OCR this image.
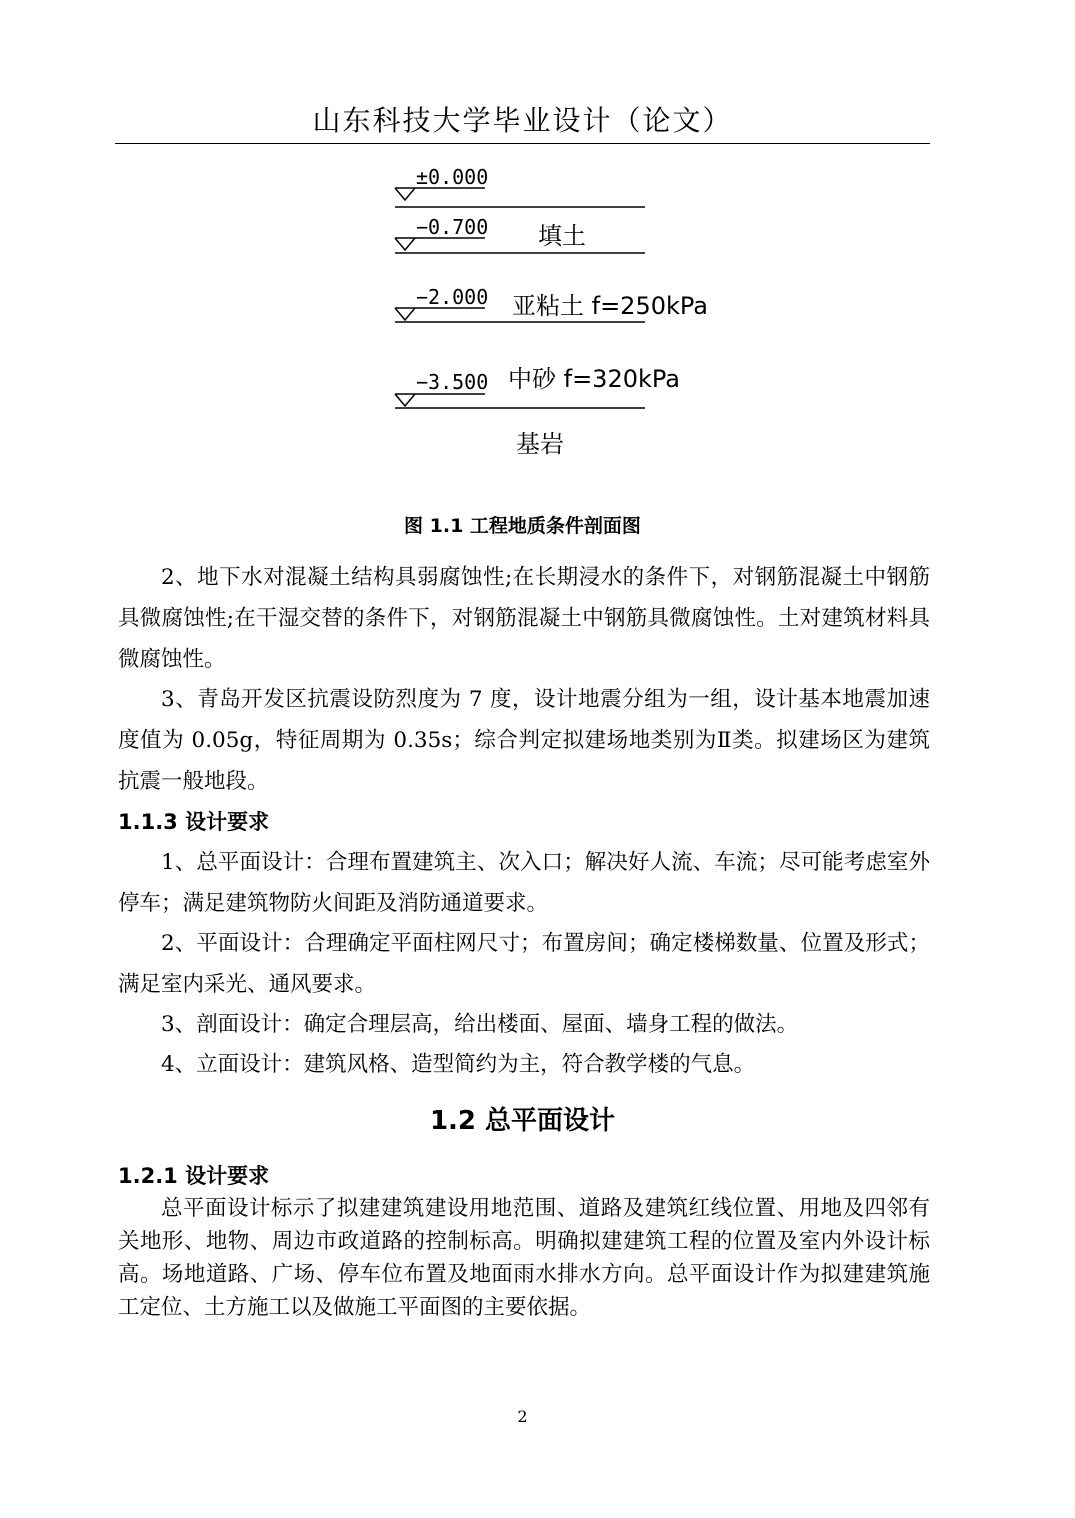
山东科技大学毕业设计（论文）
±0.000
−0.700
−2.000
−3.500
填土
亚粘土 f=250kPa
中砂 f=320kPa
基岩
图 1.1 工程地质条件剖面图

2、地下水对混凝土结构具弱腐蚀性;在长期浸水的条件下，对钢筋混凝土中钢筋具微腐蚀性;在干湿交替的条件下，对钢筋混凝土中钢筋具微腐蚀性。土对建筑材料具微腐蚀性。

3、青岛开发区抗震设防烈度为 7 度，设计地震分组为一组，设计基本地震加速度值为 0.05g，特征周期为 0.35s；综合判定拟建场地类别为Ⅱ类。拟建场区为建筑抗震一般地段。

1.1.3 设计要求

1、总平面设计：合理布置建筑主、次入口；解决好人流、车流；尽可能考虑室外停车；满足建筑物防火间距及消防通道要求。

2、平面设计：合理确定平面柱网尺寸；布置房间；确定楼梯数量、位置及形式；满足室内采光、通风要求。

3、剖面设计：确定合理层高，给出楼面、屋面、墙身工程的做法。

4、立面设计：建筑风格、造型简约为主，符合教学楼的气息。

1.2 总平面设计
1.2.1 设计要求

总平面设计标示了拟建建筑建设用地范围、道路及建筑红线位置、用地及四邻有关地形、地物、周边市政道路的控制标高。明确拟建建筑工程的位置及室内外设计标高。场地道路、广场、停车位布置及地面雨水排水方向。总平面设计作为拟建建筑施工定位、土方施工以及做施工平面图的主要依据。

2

□ □ □ □

Task description
Retype the data above exactly; pictures are not part of the copy.

Correct response
OCR this image.
山东科技大学毕业设计（论文）
±0.000
−0.700
−2.000
−3.500
填土
亚粘土 f=250kPa
中砂 f=320kPa
基岩
图 1.1 工程地质条件剖面图

2、地下水对混凝土结构具弱腐蚀性;在长期浸水的条件下，对钢筋混凝土中钢筋具微腐蚀性;在干湿交替的条件下，对钢筋混凝土中钢筋具微腐蚀性。土对建筑材料具微腐蚀性。

3、青岛开发区抗震设防烈度为 7 度，设计地震分组为一组，设计基本地震加速度值为 0.05g，特征周期为 0.35s；综合判定拟建场地类别为Ⅱ类。拟建场区为建筑抗震一般地段。

1.1.3 设计要求

1、总平面设计：合理布置建筑主、次入口；解决好人流、车流；尽可能考虑室外停车；满足建筑物防火间距及消防通道要求。

2、平面设计：合理确定平面柱网尺寸；布置房间；确定楼梯数量、位置及形式；满足室内采光、通风要求。

3、剖面设计：确定合理层高，给出楼面、屋面、墙身工程的做法。

4、立面设计：建筑风格、造型简约为主，符合教学楼的气息。

1.2 总平面设计
1.2.1 设计要求

总平面设计标示了拟建建筑建设用地范围、道路及建筑红线位置、用地及四邻有关地形、地物、周边市政道路的控制标高。明确拟建建筑工程的位置及室内外设计标高。场地道路、广场、停车位布置及地面雨水排水方向。总平面设计作为拟建建筑施工定位、土方施工以及做施工平面图的主要依据。

2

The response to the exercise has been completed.